◆ The problem ◆
Copy out each line in the material below that has the word "ylabel".

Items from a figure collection
--- Start ---

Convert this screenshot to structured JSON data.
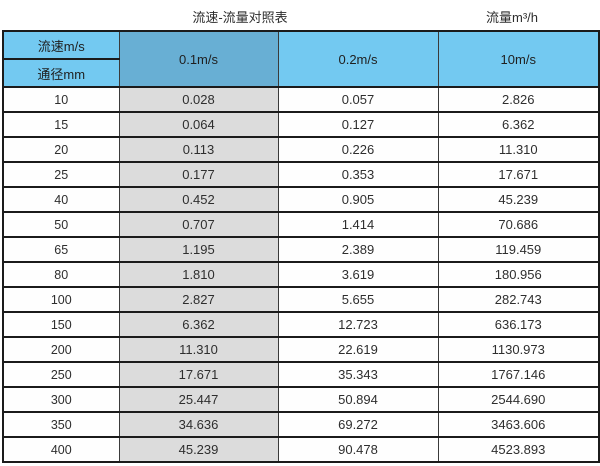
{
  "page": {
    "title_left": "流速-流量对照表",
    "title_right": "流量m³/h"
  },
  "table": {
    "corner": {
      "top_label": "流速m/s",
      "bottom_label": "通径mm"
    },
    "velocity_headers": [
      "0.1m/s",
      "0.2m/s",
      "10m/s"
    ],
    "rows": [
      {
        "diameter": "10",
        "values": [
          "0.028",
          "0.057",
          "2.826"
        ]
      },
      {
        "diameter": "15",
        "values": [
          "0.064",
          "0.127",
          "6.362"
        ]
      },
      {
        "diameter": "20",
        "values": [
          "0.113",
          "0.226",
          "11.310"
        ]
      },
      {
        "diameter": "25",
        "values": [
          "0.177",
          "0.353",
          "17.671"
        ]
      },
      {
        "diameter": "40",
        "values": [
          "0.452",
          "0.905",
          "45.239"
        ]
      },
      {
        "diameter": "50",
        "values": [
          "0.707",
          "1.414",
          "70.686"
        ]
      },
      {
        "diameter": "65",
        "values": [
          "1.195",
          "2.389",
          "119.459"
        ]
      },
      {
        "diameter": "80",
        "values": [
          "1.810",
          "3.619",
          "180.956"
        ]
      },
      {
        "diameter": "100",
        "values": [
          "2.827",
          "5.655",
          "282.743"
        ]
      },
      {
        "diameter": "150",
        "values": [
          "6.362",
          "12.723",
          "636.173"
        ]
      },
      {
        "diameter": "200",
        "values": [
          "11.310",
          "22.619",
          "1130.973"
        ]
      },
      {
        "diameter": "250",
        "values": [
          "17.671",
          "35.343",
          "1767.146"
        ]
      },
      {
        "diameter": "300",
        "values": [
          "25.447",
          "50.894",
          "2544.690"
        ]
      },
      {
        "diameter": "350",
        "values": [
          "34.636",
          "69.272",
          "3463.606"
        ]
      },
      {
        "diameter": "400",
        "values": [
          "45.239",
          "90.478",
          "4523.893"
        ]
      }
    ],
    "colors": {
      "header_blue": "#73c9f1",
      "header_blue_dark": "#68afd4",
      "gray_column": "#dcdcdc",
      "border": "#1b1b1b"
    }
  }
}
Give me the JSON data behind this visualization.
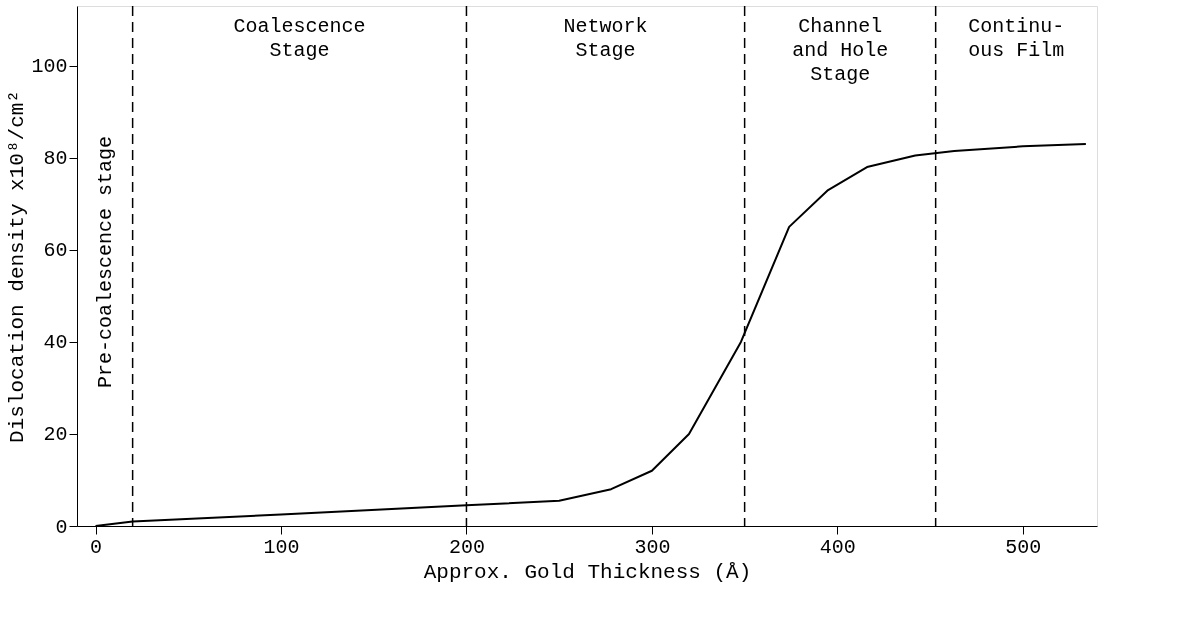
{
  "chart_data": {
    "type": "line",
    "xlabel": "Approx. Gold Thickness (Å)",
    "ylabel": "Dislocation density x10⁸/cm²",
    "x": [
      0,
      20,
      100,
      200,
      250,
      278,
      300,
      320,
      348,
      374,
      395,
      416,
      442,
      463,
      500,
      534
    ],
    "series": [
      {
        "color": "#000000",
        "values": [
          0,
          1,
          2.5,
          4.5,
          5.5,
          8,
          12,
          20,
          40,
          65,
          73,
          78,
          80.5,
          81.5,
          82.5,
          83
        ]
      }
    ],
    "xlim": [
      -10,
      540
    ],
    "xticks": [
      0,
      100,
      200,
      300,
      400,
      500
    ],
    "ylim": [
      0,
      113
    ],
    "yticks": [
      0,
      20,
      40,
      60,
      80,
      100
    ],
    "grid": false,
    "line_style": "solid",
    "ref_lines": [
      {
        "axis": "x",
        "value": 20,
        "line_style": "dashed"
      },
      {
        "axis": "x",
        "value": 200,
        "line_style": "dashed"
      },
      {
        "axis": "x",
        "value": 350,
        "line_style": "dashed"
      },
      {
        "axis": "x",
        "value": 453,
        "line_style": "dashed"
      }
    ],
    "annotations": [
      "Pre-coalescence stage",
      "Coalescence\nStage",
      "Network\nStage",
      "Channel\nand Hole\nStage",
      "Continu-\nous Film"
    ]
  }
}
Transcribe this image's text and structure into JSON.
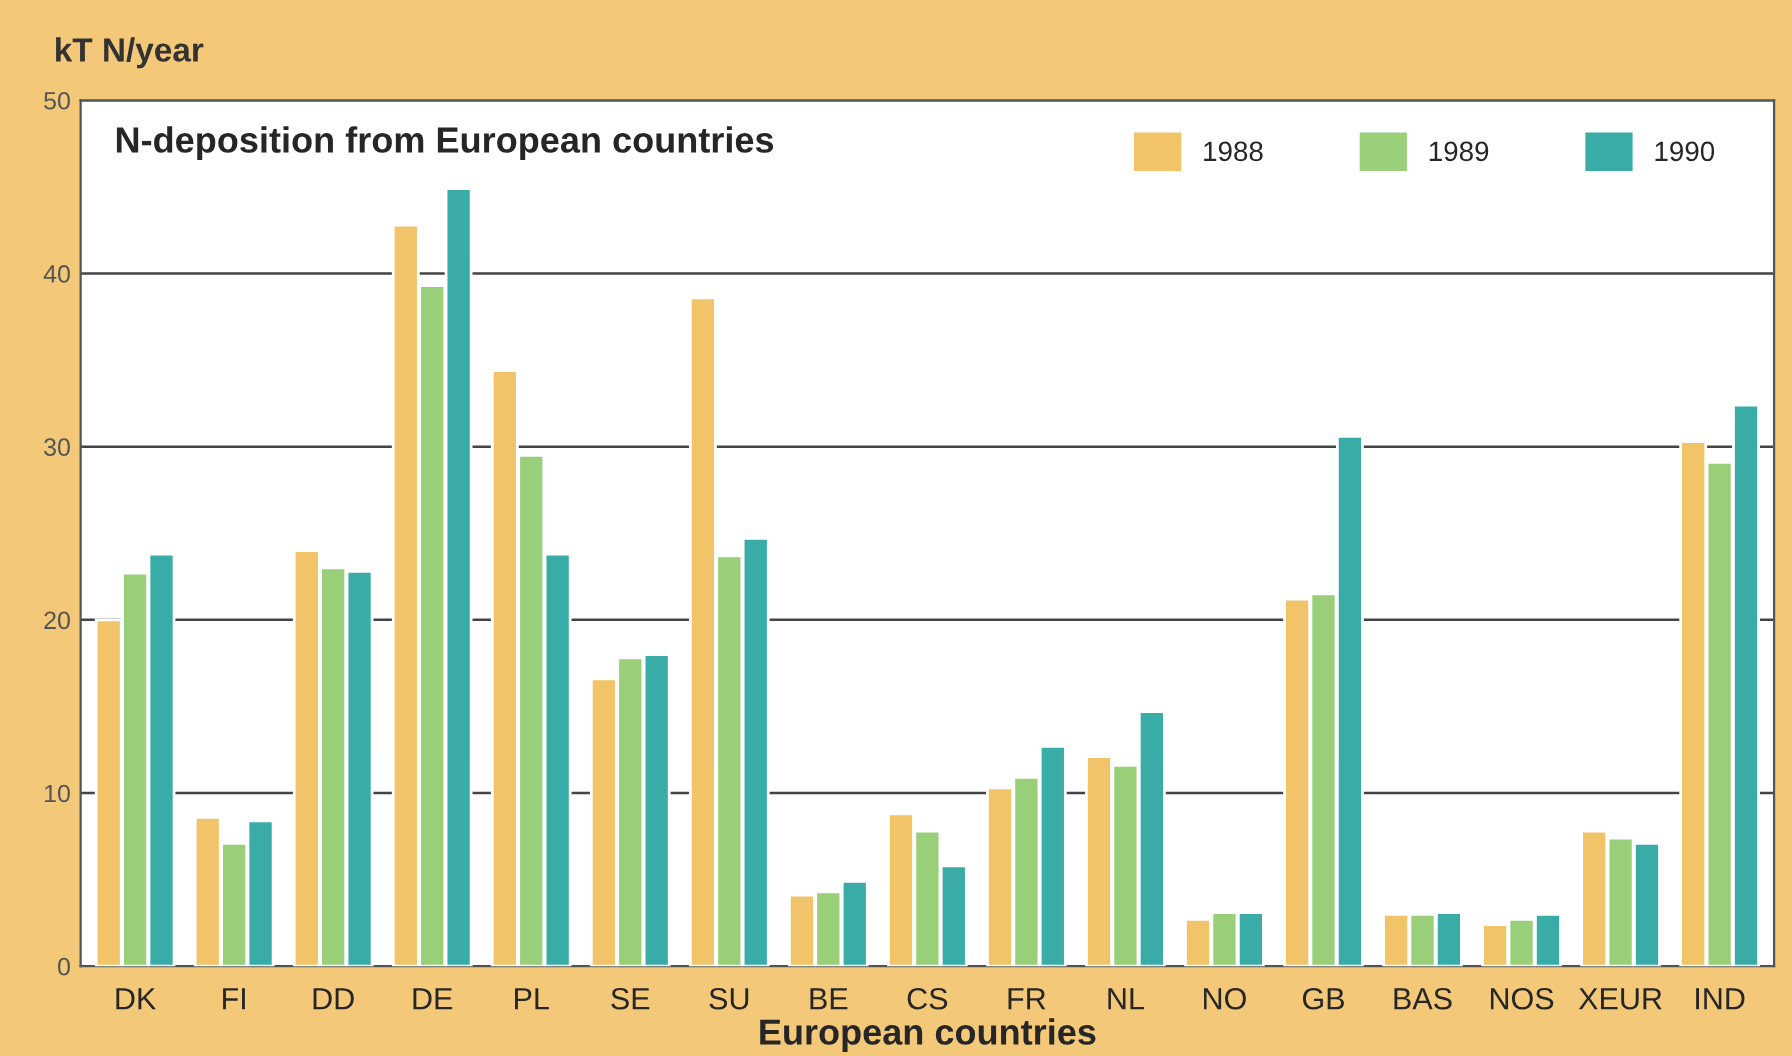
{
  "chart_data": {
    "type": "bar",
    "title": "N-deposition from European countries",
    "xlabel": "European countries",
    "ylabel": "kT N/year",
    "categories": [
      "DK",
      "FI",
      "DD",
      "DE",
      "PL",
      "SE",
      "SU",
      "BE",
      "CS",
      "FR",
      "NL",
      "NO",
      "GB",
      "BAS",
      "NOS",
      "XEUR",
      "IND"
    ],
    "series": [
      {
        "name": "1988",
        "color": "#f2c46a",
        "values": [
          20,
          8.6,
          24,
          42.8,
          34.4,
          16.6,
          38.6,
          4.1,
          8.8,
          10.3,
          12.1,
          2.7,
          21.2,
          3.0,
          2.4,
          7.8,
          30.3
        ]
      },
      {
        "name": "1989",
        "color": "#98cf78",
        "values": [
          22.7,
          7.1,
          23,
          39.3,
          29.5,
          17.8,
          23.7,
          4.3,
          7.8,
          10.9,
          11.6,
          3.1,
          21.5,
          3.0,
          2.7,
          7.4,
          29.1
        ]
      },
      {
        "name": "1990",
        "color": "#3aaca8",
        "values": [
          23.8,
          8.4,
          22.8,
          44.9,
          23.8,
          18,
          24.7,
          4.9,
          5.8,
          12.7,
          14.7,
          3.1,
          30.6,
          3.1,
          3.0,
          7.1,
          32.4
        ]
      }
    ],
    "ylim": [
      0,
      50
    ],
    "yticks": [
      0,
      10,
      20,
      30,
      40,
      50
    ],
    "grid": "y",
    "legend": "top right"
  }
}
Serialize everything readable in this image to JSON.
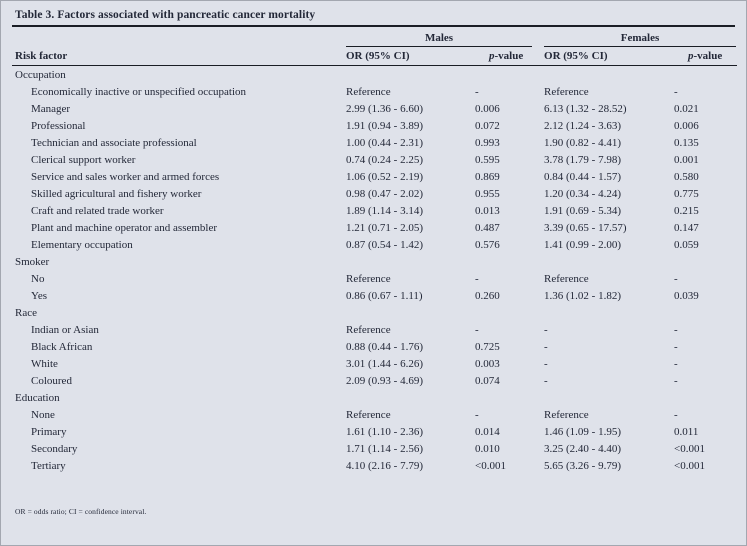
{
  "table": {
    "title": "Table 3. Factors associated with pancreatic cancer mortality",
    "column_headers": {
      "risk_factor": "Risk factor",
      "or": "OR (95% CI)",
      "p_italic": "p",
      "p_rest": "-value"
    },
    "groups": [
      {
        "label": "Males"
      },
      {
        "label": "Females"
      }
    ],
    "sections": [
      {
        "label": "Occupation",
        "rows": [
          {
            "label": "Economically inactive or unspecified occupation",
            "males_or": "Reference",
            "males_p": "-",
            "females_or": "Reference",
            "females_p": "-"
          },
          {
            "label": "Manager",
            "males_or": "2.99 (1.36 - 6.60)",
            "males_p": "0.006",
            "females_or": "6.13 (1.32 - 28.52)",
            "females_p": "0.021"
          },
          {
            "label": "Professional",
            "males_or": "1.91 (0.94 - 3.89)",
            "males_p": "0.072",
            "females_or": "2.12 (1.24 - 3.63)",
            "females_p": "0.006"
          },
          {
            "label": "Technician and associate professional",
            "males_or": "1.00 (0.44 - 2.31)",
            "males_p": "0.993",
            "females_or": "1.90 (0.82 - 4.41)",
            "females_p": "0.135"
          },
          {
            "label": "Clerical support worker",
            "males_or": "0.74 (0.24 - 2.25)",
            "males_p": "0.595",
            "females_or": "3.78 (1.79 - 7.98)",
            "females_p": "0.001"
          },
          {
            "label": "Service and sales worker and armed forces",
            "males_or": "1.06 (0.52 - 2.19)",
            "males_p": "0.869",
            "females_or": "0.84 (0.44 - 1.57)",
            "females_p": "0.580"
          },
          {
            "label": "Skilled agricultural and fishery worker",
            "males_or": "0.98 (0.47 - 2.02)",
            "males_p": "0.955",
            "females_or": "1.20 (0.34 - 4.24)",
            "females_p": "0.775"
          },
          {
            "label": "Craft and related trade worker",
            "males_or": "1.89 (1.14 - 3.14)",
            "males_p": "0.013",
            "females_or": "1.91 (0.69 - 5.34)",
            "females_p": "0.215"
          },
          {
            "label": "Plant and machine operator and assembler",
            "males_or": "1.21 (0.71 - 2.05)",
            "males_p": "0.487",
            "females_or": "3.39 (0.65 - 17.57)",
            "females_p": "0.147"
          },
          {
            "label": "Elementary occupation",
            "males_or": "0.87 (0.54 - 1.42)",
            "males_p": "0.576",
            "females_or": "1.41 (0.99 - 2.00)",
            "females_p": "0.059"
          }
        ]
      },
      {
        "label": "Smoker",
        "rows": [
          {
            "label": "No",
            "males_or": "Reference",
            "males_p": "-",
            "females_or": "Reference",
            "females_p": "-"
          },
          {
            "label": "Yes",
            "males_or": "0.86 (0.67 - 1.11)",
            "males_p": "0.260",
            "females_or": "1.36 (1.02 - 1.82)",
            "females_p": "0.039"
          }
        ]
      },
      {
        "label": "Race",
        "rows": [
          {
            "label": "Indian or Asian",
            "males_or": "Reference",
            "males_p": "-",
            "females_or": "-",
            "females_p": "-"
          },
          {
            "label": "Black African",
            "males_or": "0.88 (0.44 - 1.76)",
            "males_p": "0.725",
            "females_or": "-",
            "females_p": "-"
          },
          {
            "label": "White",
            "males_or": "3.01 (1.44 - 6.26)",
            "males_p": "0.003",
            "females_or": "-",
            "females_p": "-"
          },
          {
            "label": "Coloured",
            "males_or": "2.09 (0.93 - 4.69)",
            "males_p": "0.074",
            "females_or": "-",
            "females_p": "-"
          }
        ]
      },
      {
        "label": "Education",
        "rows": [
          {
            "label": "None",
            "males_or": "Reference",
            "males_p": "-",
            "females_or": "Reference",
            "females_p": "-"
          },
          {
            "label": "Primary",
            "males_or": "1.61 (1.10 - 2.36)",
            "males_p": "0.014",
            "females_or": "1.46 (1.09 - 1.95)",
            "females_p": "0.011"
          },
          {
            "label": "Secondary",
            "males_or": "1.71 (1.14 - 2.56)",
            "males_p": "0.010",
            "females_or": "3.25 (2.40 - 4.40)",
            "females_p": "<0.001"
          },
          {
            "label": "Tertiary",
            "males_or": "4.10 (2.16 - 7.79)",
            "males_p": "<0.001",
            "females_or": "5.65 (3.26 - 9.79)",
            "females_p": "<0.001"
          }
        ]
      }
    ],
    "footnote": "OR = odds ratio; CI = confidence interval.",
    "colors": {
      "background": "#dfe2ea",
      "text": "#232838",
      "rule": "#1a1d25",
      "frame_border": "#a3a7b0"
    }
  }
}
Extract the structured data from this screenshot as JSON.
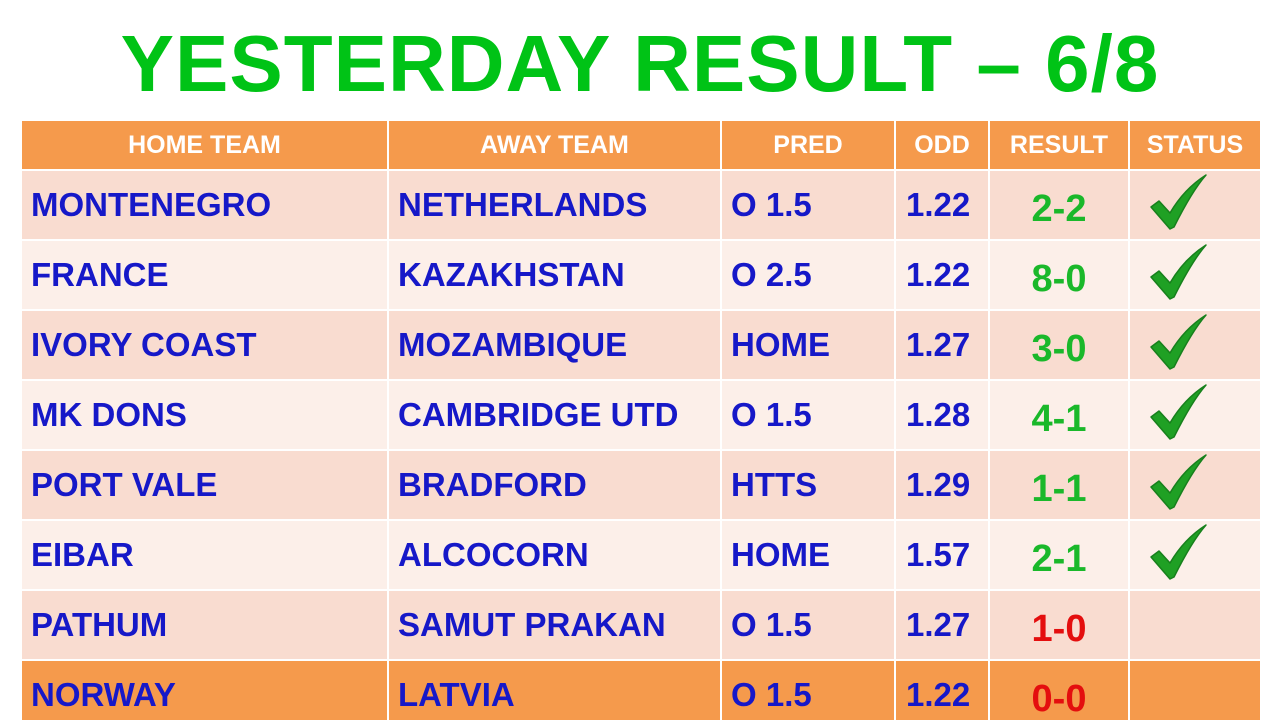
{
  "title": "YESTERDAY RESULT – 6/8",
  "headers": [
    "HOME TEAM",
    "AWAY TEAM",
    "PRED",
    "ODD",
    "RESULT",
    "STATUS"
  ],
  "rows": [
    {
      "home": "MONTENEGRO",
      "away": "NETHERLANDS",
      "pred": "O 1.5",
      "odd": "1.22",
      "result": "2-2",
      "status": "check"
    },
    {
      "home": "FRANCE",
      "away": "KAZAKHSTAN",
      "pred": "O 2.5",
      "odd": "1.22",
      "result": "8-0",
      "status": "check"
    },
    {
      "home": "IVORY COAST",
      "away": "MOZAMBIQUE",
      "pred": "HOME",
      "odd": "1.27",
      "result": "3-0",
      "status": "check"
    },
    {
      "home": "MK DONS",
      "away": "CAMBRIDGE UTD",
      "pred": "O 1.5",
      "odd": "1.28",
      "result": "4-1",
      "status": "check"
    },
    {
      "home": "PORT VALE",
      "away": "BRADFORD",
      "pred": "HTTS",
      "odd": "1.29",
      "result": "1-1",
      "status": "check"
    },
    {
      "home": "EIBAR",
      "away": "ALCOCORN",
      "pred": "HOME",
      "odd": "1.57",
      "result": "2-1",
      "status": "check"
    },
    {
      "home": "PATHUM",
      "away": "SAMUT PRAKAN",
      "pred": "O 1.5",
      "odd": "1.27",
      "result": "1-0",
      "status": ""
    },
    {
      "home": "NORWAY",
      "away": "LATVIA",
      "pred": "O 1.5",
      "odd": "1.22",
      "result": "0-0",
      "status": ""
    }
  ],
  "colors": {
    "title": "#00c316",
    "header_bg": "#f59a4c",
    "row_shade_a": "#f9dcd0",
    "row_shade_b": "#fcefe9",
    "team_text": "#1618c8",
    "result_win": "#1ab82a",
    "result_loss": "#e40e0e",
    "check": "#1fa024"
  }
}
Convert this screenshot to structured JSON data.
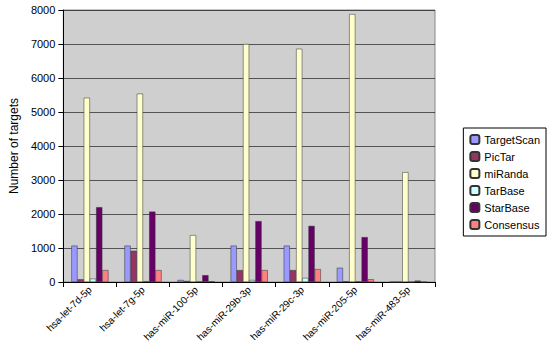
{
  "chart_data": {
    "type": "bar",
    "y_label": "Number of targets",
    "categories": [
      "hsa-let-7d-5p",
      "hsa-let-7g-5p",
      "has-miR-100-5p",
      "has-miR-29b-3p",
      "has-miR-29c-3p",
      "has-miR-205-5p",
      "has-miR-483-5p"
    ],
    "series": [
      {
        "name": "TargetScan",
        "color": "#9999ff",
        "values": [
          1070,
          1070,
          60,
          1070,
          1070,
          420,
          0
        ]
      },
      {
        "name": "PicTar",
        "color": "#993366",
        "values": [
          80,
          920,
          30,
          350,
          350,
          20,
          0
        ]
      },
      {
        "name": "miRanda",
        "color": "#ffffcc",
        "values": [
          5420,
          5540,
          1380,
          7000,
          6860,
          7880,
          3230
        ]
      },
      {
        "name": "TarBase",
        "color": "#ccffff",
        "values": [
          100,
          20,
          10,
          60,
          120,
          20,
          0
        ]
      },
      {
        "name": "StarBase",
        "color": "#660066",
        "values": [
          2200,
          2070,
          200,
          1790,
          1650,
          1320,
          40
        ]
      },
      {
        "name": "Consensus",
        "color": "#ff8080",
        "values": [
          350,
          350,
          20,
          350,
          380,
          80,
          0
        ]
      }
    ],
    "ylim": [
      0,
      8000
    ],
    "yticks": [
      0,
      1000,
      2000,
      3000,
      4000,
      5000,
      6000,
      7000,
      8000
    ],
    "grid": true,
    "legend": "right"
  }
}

--- End ---

◆ Response ◆
    "ylabel": "Dislocation density x10⁸/cm²",
    "ylabel": "kT N/year",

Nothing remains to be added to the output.